Written request:
All of the material below is to be retyped exactly.

Records supplied:

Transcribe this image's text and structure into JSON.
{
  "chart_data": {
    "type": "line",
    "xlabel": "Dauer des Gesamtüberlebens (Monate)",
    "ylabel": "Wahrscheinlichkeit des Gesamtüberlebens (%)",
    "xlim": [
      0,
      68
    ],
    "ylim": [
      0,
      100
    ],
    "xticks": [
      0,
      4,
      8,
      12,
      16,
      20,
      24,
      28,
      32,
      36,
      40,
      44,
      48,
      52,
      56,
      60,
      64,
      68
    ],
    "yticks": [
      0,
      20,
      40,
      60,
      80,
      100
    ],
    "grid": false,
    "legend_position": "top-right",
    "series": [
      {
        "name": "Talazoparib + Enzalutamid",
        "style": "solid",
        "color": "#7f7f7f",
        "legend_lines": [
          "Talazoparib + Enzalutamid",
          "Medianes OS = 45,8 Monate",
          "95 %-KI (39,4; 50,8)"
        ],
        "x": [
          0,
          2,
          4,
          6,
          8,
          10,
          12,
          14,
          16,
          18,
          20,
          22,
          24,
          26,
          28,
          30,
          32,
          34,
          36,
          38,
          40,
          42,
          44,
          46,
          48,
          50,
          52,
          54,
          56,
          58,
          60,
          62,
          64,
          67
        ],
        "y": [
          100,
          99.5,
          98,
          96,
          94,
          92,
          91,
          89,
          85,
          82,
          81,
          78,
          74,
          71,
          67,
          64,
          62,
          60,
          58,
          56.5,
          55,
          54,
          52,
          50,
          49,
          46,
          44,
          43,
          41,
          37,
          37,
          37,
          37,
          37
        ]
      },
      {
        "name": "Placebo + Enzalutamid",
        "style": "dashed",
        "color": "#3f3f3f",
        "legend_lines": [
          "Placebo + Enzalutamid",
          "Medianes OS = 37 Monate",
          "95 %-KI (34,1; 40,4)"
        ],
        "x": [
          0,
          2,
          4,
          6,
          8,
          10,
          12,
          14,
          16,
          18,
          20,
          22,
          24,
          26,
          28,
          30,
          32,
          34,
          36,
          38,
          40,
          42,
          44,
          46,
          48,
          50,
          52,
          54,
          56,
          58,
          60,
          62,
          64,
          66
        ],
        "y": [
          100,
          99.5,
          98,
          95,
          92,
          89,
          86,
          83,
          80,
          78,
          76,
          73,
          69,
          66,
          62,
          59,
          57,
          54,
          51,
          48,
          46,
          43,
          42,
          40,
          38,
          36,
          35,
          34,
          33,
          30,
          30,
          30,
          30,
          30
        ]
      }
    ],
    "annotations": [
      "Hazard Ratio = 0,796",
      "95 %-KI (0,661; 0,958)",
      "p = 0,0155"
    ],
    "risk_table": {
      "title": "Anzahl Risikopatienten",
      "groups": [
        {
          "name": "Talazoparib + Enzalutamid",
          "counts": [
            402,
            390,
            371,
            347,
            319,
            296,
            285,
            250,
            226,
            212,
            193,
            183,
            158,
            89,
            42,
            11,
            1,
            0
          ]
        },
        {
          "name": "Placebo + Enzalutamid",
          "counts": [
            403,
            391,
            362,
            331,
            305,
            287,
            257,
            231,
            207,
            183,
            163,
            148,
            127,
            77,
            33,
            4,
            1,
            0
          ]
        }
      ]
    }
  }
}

Result of the task:
Transcribe this image's text and structure into JSON.
{
  "chart_data": {
    "type": "line",
    "xlabel": "Dauer des Gesamtüberlebens (Monate)",
    "ylabel": "Wahrscheinlichkeit des Gesamtüberlebens (%)",
    "xlim": [
      0,
      68
    ],
    "ylim": [
      0,
      100
    ],
    "xticks": [
      0,
      4,
      8,
      12,
      16,
      20,
      24,
      28,
      32,
      36,
      40,
      44,
      48,
      52,
      56,
      60,
      64,
      68
    ],
    "yticks": [
      0,
      20,
      40,
      60,
      80,
      100
    ],
    "grid": false,
    "legend_position": "top-right",
    "series": [
      {
        "name": "Talazoparib + Enzalutamid",
        "style": "solid",
        "color": "#7f7f7f",
        "legend_lines": [
          "Talazoparib + Enzalutamid",
          "Medianes OS = 45,8 Monate",
          "95 %-KI (39,4; 50,8)"
        ],
        "x": [
          0,
          2,
          4,
          6,
          8,
          10,
          12,
          14,
          16,
          18,
          20,
          22,
          24,
          26,
          28,
          30,
          32,
          34,
          36,
          38,
          40,
          42,
          44,
          46,
          48,
          50,
          52,
          54,
          56,
          58,
          60,
          62,
          64,
          67
        ],
        "y": [
          100,
          99.5,
          98,
          96,
          94,
          92,
          91,
          89,
          85,
          82,
          81,
          78,
          74,
          71,
          67,
          64,
          62,
          60,
          58,
          56.5,
          55,
          54,
          52,
          50,
          49,
          46,
          44,
          43,
          41,
          37,
          37,
          37,
          37,
          37
        ]
      },
      {
        "name": "Placebo + Enzalutamid",
        "style": "dashed",
        "color": "#3f3f3f",
        "legend_lines": [
          "Placebo + Enzalutamid",
          "Medianes OS = 37 Monate",
          "95 %-KI (34,1; 40,4)"
        ],
        "x": [
          0,
          2,
          4,
          6,
          8,
          10,
          12,
          14,
          16,
          18,
          20,
          22,
          24,
          26,
          28,
          30,
          32,
          34,
          36,
          38,
          40,
          42,
          44,
          46,
          48,
          50,
          52,
          54,
          56,
          58,
          60,
          62,
          64,
          66
        ],
        "y": [
          100,
          99.5,
          98,
          95,
          92,
          89,
          86,
          83,
          80,
          78,
          76,
          73,
          69,
          66,
          62,
          59,
          57,
          54,
          51,
          48,
          46,
          43,
          42,
          40,
          38,
          36,
          35,
          34,
          33,
          30,
          30,
          30,
          30,
          30
        ]
      }
    ],
    "annotations": [
      "Hazard Ratio = 0,796",
      "95 %-KI (0,661; 0,958)",
      "p = 0,0155"
    ],
    "risk_table": {
      "title": "Anzahl Risikopatienten",
      "groups": [
        {
          "name": "Talazoparib + Enzalutamid",
          "counts": [
            402,
            390,
            371,
            347,
            319,
            296,
            285,
            250,
            226,
            212,
            193,
            183,
            158,
            89,
            42,
            11,
            1,
            0
          ]
        },
        {
          "name": "Placebo + Enzalutamid",
          "counts": [
            403,
            391,
            362,
            331,
            305,
            287,
            257,
            231,
            207,
            183,
            163,
            148,
            127,
            77,
            33,
            4,
            1,
            0
          ]
        }
      ]
    }
  }
}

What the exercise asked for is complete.